Task goal
Word for word, print each line of the listing below; pictures stay out.

Records provided
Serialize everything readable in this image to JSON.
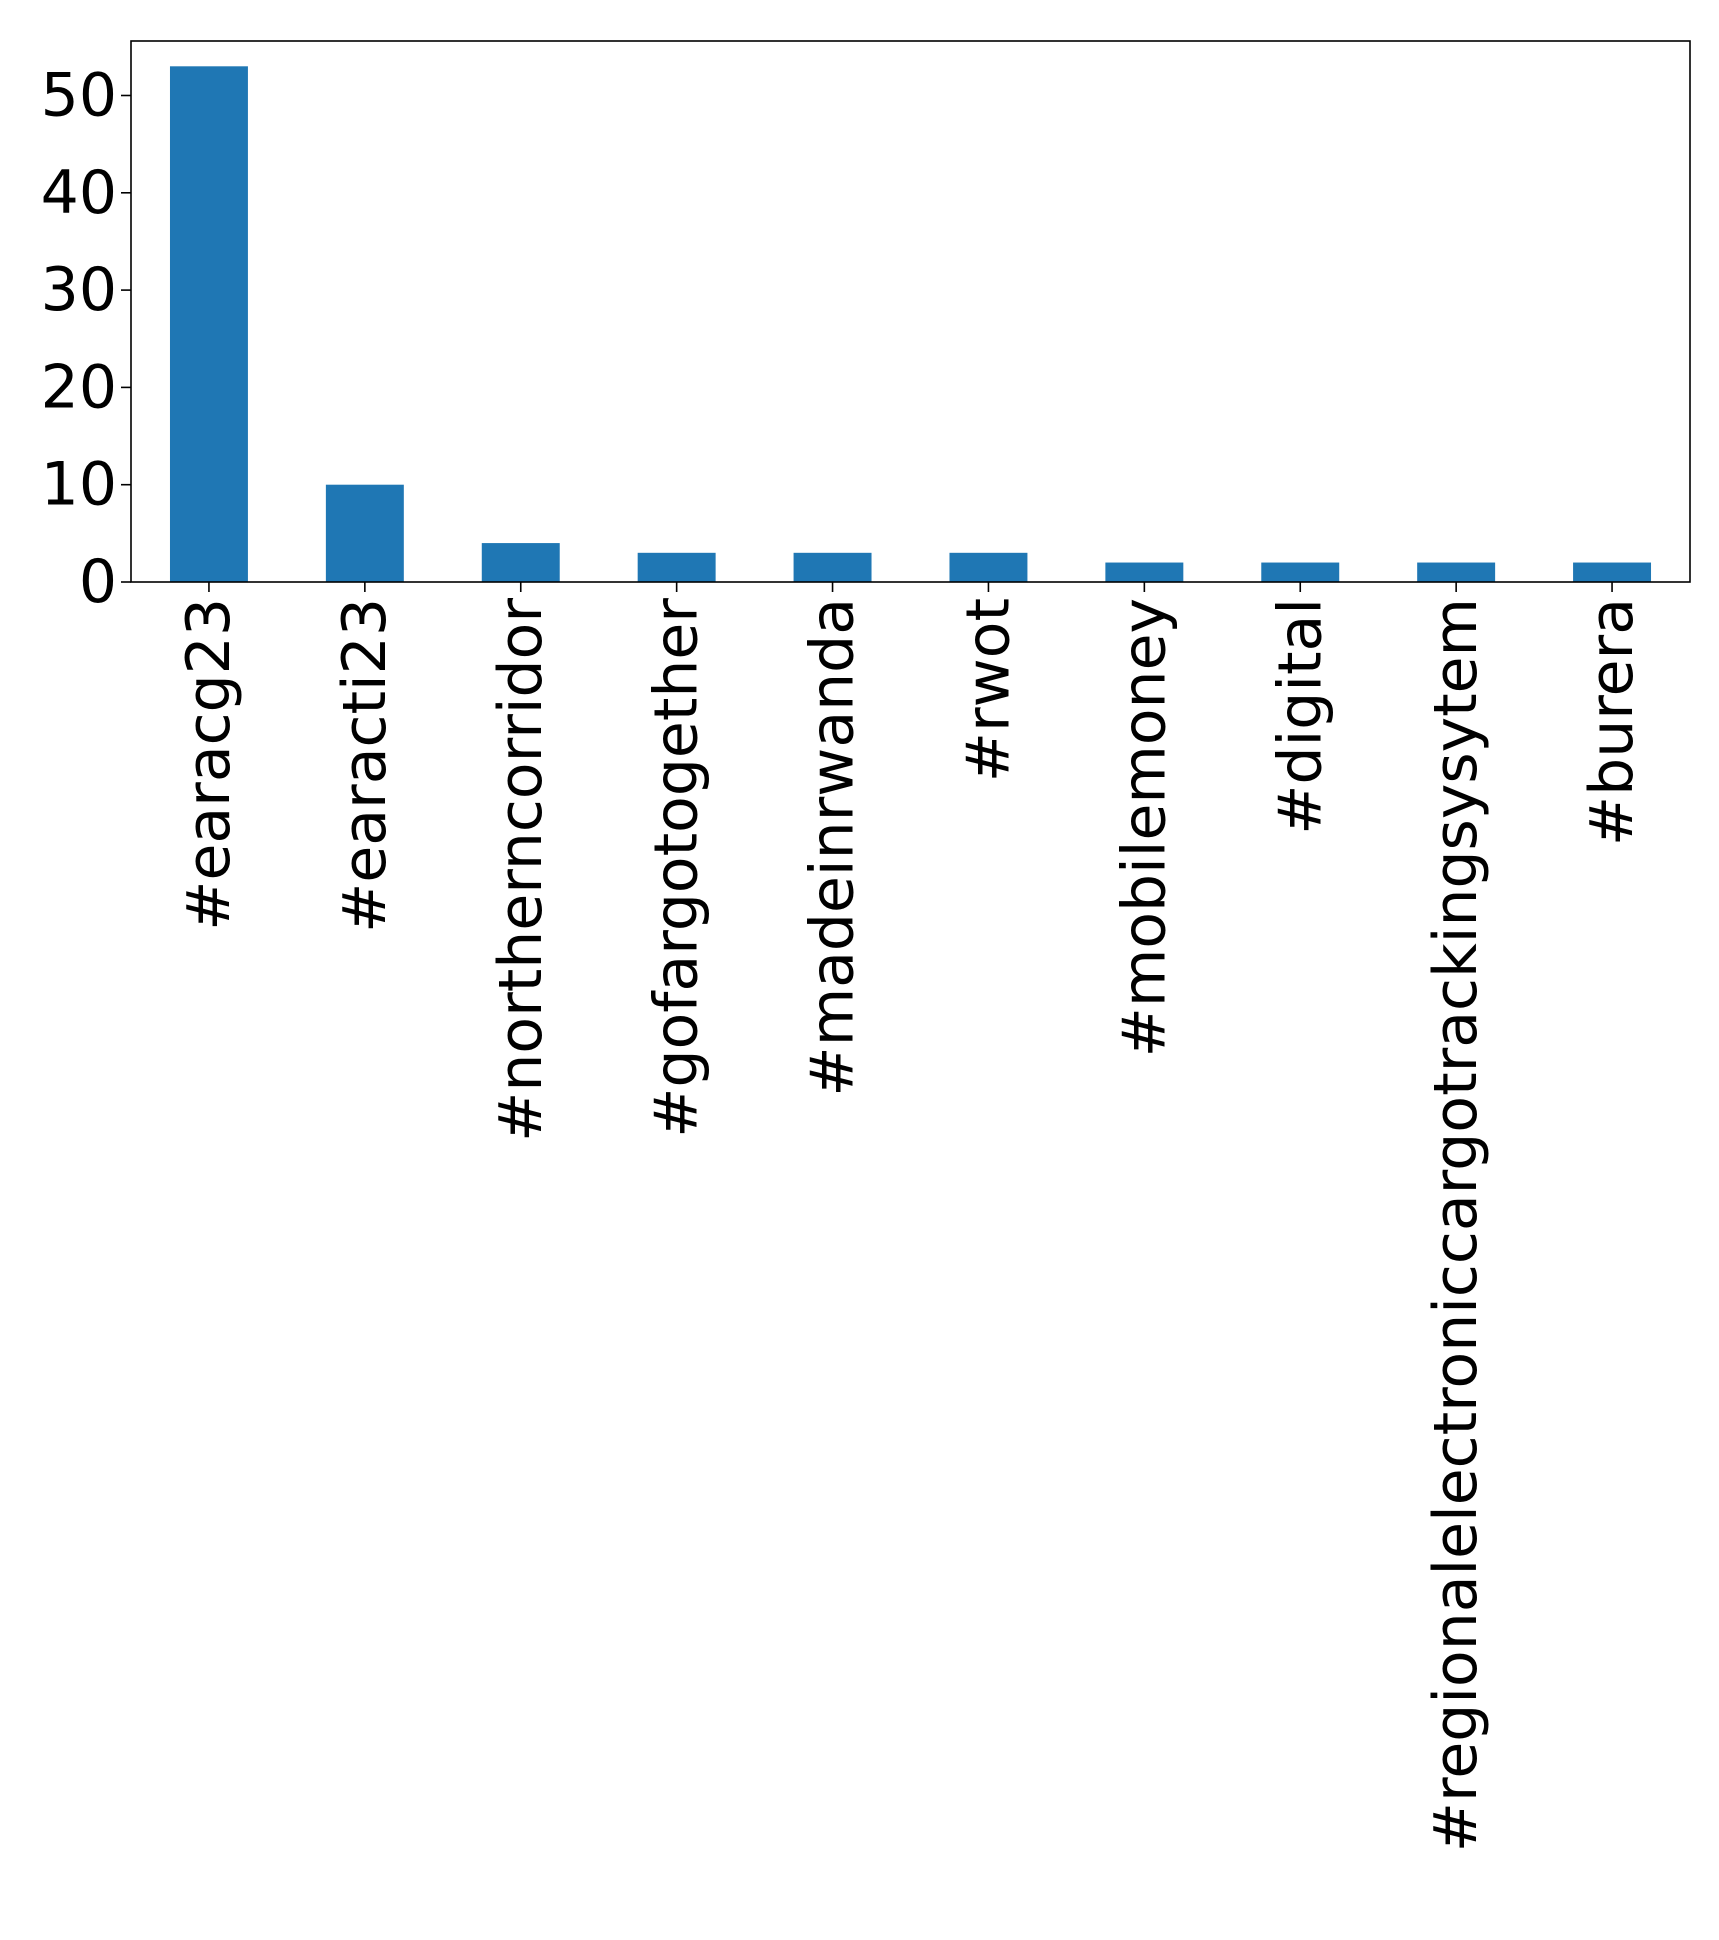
{
  "chart_data": {
    "type": "bar",
    "categories": [
      "#earacg23",
      "#earacti23",
      "#northerncorridor",
      "#gofargotogether",
      "#madeinrwanda",
      "#rwot",
      "#mobilemoney",
      "#digital",
      "#regionalelectroniccargotrackingsysytem",
      "#burera"
    ],
    "values": [
      53,
      10,
      4,
      3,
      3,
      3,
      2,
      2,
      2,
      2
    ],
    "title": "",
    "xlabel": "",
    "ylabel": "",
    "ylim": [
      0,
      55.6
    ],
    "yticks": [
      0,
      10,
      20,
      30,
      40,
      50
    ],
    "ytick_labels": [
      "0",
      "10",
      "20",
      "30",
      "40",
      "50"
    ],
    "grid": false,
    "bar_color": "#1f77b4"
  }
}
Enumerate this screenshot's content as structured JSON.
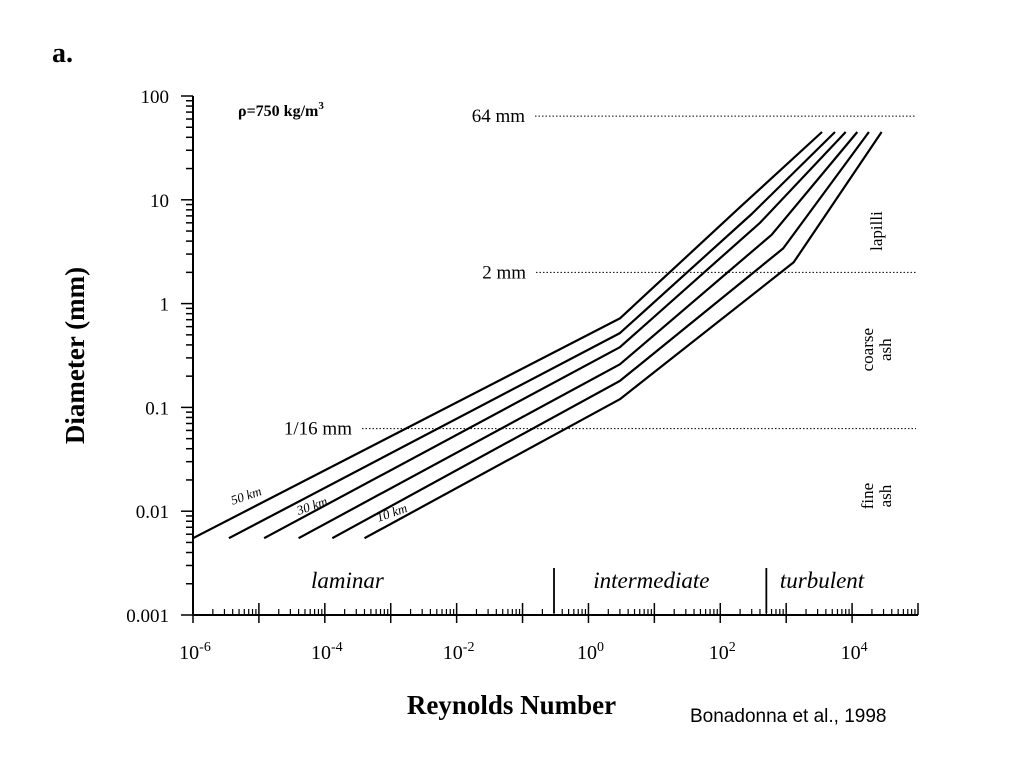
{
  "panel_label": "a.",
  "citation": "Bonadonna et al., 1998",
  "chart_data": {
    "type": "line",
    "title": "",
    "xlabel": "Reynolds Number",
    "ylabel": "Diameter (mm)",
    "x_scale": "log",
    "y_scale": "log",
    "xlim": [
      1e-06,
      100000.0
    ],
    "ylim": [
      0.001,
      100
    ],
    "x_ticks": [
      {
        "value": 1e-06,
        "label_base": "10",
        "label_exp": "-6"
      },
      {
        "value": 0.0001,
        "label_base": "10",
        "label_exp": "-4"
      },
      {
        "value": 0.01,
        "label_base": "10",
        "label_exp": "-2"
      },
      {
        "value": 1,
        "label_base": "10",
        "label_exp": "0"
      },
      {
        "value": 100,
        "label_base": "10",
        "label_exp": "2"
      },
      {
        "value": 10000,
        "label_base": "10",
        "label_exp": "4"
      }
    ],
    "y_ticks": [
      {
        "value": 100,
        "label": "100"
      },
      {
        "value": 10,
        "label": "10"
      },
      {
        "value": 1,
        "label": "1"
      },
      {
        "value": 0.1,
        "label": "0.1"
      },
      {
        "value": 0.01,
        "label": "0.01"
      },
      {
        "value": 0.001,
        "label": "0.001"
      }
    ],
    "density_label": "ρ=750 kg/m",
    "density_exp": "3",
    "reference_lines": [
      {
        "label": "64 mm",
        "y": 64
      },
      {
        "label": "2 mm",
        "y": 2
      },
      {
        "label": "1/16 mm",
        "y": 0.0625
      }
    ],
    "size_classes": [
      {
        "label_lines": [
          "lapilli"
        ],
        "y": 5
      },
      {
        "label_lines": [
          "coarse",
          "ash"
        ],
        "y": 0.36
      },
      {
        "label_lines": [
          "fine",
          "ash"
        ],
        "y": 0.014
      }
    ],
    "regimes": [
      {
        "label": "laminar",
        "x": 0.00022
      },
      {
        "label": "intermediate",
        "x": 9
      },
      {
        "label": "turbulent",
        "x": 3500
      }
    ],
    "regime_boundaries": [
      0.3,
      500
    ],
    "curve_labels": [
      {
        "text": "50 km",
        "x": 4e-06,
        "y": 0.0115
      },
      {
        "text": "30 km",
        "x": 4e-05,
        "y": 0.0092
      },
      {
        "text": "10 km",
        "x": 0.00065,
        "y": 0.0079
      }
    ],
    "series": [
      {
        "x": [
          1e-06,
          3,
          200,
          3500
        ],
        "y": [
          0.0055,
          0.72,
          8.5,
          45
        ]
      },
      {
        "x": [
          3.5e-06,
          3,
          300,
          5500
        ],
        "y": [
          0.0055,
          0.52,
          7.3,
          45
        ]
      },
      {
        "x": [
          1.2e-05,
          3,
          400,
          8000
        ],
        "y": [
          0.0055,
          0.38,
          6.0,
          45
        ]
      },
      {
        "x": [
          4e-05,
          3,
          600,
          12000
        ],
        "y": [
          0.0055,
          0.26,
          4.6,
          45
        ]
      },
      {
        "x": [
          0.00013,
          3,
          900,
          18000
        ],
        "y": [
          0.0055,
          0.18,
          3.4,
          45
        ]
      },
      {
        "x": [
          0.0004,
          3,
          1300,
          28000
        ],
        "y": [
          0.0055,
          0.12,
          2.5,
          45
        ]
      }
    ]
  }
}
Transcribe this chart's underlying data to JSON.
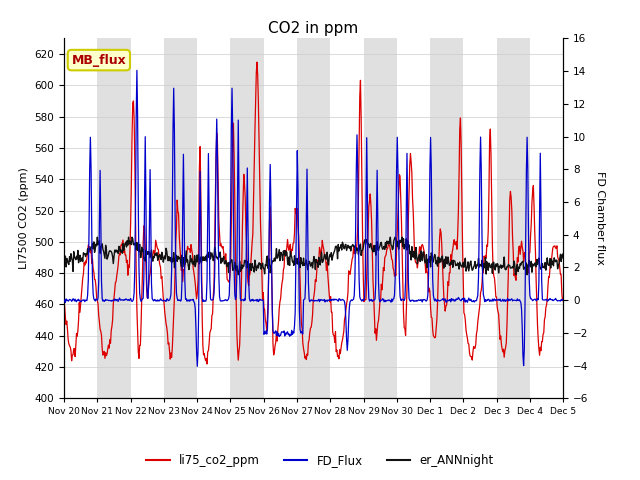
{
  "title": "CO2 in ppm",
  "ylabel_left": "LI7500 CO2 (ppm)",
  "ylabel_right": "FD Chamber flux",
  "ylim_left": [
    400,
    630
  ],
  "ylim_right": [
    -6,
    16
  ],
  "yticks_left": [
    400,
    420,
    440,
    460,
    480,
    500,
    520,
    540,
    560,
    580,
    600,
    620
  ],
  "yticks_right": [
    -6,
    -4,
    -2,
    0,
    2,
    4,
    6,
    8,
    10,
    12,
    14,
    16
  ],
  "xticklabels": [
    "Nov 20",
    "Nov 21",
    "Nov 22",
    "Nov 23",
    "Nov 24",
    "Nov 25",
    "Nov 26",
    "Nov 27",
    "Nov 28",
    "Nov 29",
    "Nov 30",
    "Dec 1",
    "Dec 2",
    "Dec 3",
    "Dec 4",
    "Dec 5"
  ],
  "color_red": "#dd0000",
  "color_blue": "#0000cc",
  "color_black": "#111111",
  "background_band_color": "#e0e0e0",
  "annotation_text": "MB_flux",
  "annotation_bg": "#ffffcc",
  "annotation_border": "#cccc00",
  "legend_entries": [
    "li75_co2_ppm",
    "FD_Flux",
    "er_ANNnight"
  ],
  "title_fontsize": 11
}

Task response
Serialize everything readable in this image to JSON.
{
  "chart_data": {
    "type": "bar",
    "categories": [
      "#earacg23",
      "#earacti23",
      "#northerncorridor",
      "#gofargotogether",
      "#madeinrwanda",
      "#rwot",
      "#mobilemoney",
      "#digital",
      "#regionalelectroniccargotrackingsysytem",
      "#burera"
    ],
    "values": [
      53,
      10,
      4,
      3,
      3,
      3,
      2,
      2,
      2,
      2
    ],
    "title": "",
    "xlabel": "",
    "ylabel": "",
    "ylim": [
      0,
      55.6
    ],
    "yticks": [
      0,
      10,
      20,
      30,
      40,
      50
    ],
    "ytick_labels": [
      "0",
      "10",
      "20",
      "30",
      "40",
      "50"
    ],
    "grid": false,
    "bar_color": "#1f77b4"
  }
}
Enumerate this screenshot's content as structured JSON.
{
  "panel_label": "a.",
  "citation": "Bonadonna et al., 1998",
  "chart_data": {
    "type": "line",
    "title": "",
    "xlabel": "Reynolds Number",
    "ylabel": "Diameter (mm)",
    "x_scale": "log",
    "y_scale": "log",
    "xlim": [
      1e-06,
      100000.0
    ],
    "ylim": [
      0.001,
      100
    ],
    "x_ticks": [
      {
        "value": 1e-06,
        "label_base": "10",
        "label_exp": "-6"
      },
      {
        "value": 0.0001,
        "label_base": "10",
        "label_exp": "-4"
      },
      {
        "value": 0.01,
        "label_base": "10",
        "label_exp": "-2"
      },
      {
        "value": 1,
        "label_base": "10",
        "label_exp": "0"
      },
      {
        "value": 100,
        "label_base": "10",
        "label_exp": "2"
      },
      {
        "value": 10000,
        "label_base": "10",
        "label_exp": "4"
      }
    ],
    "y_ticks": [
      {
        "value": 100,
        "label": "100"
      },
      {
        "value": 10,
        "label": "10"
      },
      {
        "value": 1,
        "label": "1"
      },
      {
        "value": 0.1,
        "label": "0.1"
      },
      {
        "value": 0.01,
        "label": "0.01"
      },
      {
        "value": 0.001,
        "label": "0.001"
      }
    ],
    "density_label": "ρ=750 kg/m",
    "density_exp": "3",
    "reference_lines": [
      {
        "label": "64 mm",
        "y": 64
      },
      {
        "label": "2 mm",
        "y": 2
      },
      {
        "label": "1/16 mm",
        "y": 0.0625
      }
    ],
    "size_classes": [
      {
        "label_lines": [
          "lapilli"
        ],
        "y": 5
      },
      {
        "label_lines": [
          "coarse",
          "ash"
        ],
        "y": 0.36
      },
      {
        "label_lines": [
          "fine",
          "ash"
        ],
        "y": 0.014
      }
    ],
    "regimes": [
      {
        "label": "laminar",
        "x": 0.00022
      },
      {
        "label": "intermediate",
        "x": 9
      },
      {
        "label": "turbulent",
        "x": 3500
      }
    ],
    "regime_boundaries": [
      0.3,
      500
    ],
    "curve_labels": [
      {
        "text": "50 km",
        "x": 4e-06,
        "y": 0.0115
      },
      {
        "text": "30 km",
        "x": 4e-05,
        "y": 0.0092
      },
      {
        "text": "10 km",
        "x": 0.00065,
        "y": 0.0079
      }
    ],
    "series": [
      {
        "x": [
          1e-06,
          3,
          200,
          3500
        ],
        "y": [
          0.0055,
          0.72,
          8.5,
          45
        ]
      },
      {
        "x": [
          3.5e-06,
          3,
          300,
          5500
        ],
        "y": [
          0.0055,
          0.52,
          7.3,
          45
        ]
      },
      {
        "x": [
          1.2e-05,
          3,
          400,
          8000
        ],
        "y": [
          0.0055,
          0.38,
          6.0,
          45
        ]
      },
      {
        "x": [
          4e-05,
          3,
          600,
          12000
        ],
        "y": [
          0.0055,
          0.26,
          4.6,
          45
        ]
      },
      {
        "x": [
          0.00013,
          3,
          900,
          18000
        ],
        "y": [
          0.0055,
          0.18,
          3.4,
          45
        ]
      },
      {
        "x": [
          0.0004,
          3,
          1300,
          28000
        ],
        "y": [
          0.0055,
          0.12,
          2.5,
          45
        ]
      }
    ]
  }
}
Transcribe this chart's underlying data to JSON.
{
  "title": "CO2 in ppm",
  "ylabel_left": "LI7500 CO2 (ppm)",
  "ylabel_right": "FD Chamber flux",
  "ylim_left": [
    400,
    630
  ],
  "ylim_right": [
    -6,
    16
  ],
  "yticks_left": [
    400,
    420,
    440,
    460,
    480,
    500,
    520,
    540,
    560,
    580,
    600,
    620
  ],
  "yticks_right": [
    -6,
    -4,
    -2,
    0,
    2,
    4,
    6,
    8,
    10,
    12,
    14,
    16
  ],
  "xticklabels": [
    "Nov 20",
    "Nov 21",
    "Nov 22",
    "Nov 23",
    "Nov 24",
    "Nov 25",
    "Nov 26",
    "Nov 27",
    "Nov 28",
    "Nov 29",
    "Nov 30",
    "Dec 1",
    "Dec 2",
    "Dec 3",
    "Dec 4",
    "Dec 5"
  ],
  "color_red": "#dd0000",
  "color_blue": "#0000cc",
  "color_black": "#111111",
  "background_band_color": "#e0e0e0",
  "annotation_text": "MB_flux",
  "annotation_bg": "#ffffcc",
  "annotation_border": "#cccc00",
  "legend_entries": [
    "li75_co2_ppm",
    "FD_Flux",
    "er_ANNnight"
  ],
  "title_fontsize": 11
}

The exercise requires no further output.